_WORK ITEM_
Edit the Twelve'Len article, starting at "Rock and pop" and ending at "over the world.", and change "punk venues" to "rock clubs".

Miami Band Twelve'Len Is Still Figuring Out What It Wants to Be
Tweleve'len members (from left): John Falco, Vares Joseph, and Zach Fogarty.
It’s hard to be a band in Miami. In fact, it’s hard to be anything other than a rapper or a hip-hop crew in Miami. Because that’s what this city caters to, at least for right now. But one band is trying to help change that — one mixtape at a time.
Twelve’Len, a three-man indie pop outfit started by 20-somethings Zach Fogarty, Vares Joseph, and John Falco, makes music about relationships and girls while strumming guitars and banging drums. The trio is decidedly not hip-hop. And yet that’s how the group was billed when it started out.
“The only blogs that talked about us were hip-hop blogs,” says drummer Falco. “And all the shows we got booked were rap shows.”
The Miami music scene, he and his bandmates realized, didn’t know what to do with them, because Twelve’Len doesn’t fit into any one particular genre. (On their website, they describe themselves as “a different kind of indie band for the Miami scene.”)
Rock and pop are two categories for which Twelve’Len is a better fit. But to book shows, the trio had to work its hip-hop connections or beg punk venues for a shot. The group had to prove that it had the chops to execute a show and the fans to back them up. It was a lot of work, admits singer Vares Joseph, but in the end, he, Falco, and Fogarty succeeded.
Today, Twelve'Len is well-known on the local music scene. The band has performed all over Miami and collaborated with local underground rap stars like Denzel Curry, N3ll, and Lil Champ Fway. Its music videos have been watched thousands of times on YouTube, and its fans hail from all over the world.
This ambitious threesome is no longer exclusively associated with rap or hip-hop, but it is, admittedly, still defining its sound.
“We don’t have a solid kind of style,” says guitarist Zach Fogarty. The rest of the band agrees. “We’re still experimenting. We still make new shit and get inspired by different shit,” says Falco. “At the end of the day, we’re creating our own genre,” Joseph adds.

_RECORDED INFORMATION_
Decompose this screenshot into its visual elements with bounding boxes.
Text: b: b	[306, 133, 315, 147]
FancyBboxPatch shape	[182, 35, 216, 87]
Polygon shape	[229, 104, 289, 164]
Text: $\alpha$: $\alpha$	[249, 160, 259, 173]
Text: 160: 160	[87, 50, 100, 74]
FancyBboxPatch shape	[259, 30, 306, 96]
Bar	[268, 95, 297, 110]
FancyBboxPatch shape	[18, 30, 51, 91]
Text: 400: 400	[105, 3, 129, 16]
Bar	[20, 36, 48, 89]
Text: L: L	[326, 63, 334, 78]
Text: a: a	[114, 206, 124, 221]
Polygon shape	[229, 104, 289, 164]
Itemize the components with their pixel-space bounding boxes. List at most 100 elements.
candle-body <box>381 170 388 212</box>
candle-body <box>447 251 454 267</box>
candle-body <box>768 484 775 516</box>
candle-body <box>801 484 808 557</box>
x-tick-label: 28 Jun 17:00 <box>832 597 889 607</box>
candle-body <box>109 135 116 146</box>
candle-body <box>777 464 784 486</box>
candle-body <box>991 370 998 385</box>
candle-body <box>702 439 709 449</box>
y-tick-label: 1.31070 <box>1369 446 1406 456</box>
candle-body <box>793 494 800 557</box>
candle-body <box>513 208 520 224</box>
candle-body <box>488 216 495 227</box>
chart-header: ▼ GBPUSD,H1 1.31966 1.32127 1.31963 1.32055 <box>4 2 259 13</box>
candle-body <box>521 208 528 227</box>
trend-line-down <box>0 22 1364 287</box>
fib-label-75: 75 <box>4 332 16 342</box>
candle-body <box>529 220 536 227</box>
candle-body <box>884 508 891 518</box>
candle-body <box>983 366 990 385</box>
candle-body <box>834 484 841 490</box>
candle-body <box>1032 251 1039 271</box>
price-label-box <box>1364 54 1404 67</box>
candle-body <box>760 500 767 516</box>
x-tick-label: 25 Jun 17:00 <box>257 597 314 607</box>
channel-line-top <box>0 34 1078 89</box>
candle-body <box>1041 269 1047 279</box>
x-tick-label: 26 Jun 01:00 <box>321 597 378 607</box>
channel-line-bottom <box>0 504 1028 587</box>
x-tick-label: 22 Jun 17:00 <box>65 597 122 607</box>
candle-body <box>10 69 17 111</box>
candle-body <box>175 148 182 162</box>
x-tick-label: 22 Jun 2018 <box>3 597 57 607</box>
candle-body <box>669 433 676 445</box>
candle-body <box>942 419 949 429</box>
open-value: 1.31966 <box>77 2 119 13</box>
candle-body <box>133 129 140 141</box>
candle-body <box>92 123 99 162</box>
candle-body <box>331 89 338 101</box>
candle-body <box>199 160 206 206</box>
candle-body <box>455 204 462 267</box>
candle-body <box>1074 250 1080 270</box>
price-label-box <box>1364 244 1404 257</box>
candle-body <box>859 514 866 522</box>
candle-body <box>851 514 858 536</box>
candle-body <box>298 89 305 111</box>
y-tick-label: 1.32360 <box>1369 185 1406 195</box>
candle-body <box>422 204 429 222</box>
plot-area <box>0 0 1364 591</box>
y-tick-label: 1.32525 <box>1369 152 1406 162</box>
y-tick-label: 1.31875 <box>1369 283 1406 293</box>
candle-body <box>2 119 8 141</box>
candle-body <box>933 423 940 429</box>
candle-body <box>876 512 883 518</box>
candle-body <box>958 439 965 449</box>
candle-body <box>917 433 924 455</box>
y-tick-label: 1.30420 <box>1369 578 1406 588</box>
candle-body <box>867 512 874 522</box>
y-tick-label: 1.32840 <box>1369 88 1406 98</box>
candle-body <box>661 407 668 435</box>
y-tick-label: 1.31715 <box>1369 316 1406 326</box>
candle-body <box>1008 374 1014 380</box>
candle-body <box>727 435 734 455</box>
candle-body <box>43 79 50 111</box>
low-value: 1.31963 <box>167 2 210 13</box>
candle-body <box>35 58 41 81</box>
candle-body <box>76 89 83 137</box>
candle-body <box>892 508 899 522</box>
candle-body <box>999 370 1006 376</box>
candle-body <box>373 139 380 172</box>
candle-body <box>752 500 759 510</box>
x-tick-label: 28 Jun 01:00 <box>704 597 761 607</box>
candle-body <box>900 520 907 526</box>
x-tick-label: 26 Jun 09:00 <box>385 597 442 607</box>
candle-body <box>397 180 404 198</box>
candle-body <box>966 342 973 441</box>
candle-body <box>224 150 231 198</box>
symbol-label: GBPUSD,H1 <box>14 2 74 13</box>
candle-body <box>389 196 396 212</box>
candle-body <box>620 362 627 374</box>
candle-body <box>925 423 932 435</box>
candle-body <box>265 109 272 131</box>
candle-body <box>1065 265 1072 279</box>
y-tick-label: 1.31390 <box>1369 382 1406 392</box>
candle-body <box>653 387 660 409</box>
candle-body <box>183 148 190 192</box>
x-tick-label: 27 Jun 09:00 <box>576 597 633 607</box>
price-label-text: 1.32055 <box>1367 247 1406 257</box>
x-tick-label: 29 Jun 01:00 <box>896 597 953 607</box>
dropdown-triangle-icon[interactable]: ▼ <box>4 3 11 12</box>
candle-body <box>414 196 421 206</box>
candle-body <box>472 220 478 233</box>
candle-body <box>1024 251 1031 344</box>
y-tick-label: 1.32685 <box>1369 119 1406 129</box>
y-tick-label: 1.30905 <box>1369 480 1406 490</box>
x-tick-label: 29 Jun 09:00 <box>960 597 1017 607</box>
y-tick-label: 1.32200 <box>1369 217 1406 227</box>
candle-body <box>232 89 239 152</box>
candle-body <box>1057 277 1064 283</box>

_TASK ANSWER_
Rock and pop are two categories for which Twelve’Len is a better fit. But to book shows, the trio had to work its hip-hop connections or beg rock clubs for a shot. The group had to prove that it had the chops to execute a show and the fans to back them up. It was a lot of work, admits singer Vares Joseph, but in the end, he, Falco, and Fogarty succeeded.
Today, Twelve'Len is well-known on the local music scene. The band has performed all over Miami and collaborated with local underground rap stars like Denzel Curry, N3ll, and Lil Champ Fway. Its music videos have been watched thousands of times on YouTube, and its fans hail from all over the world.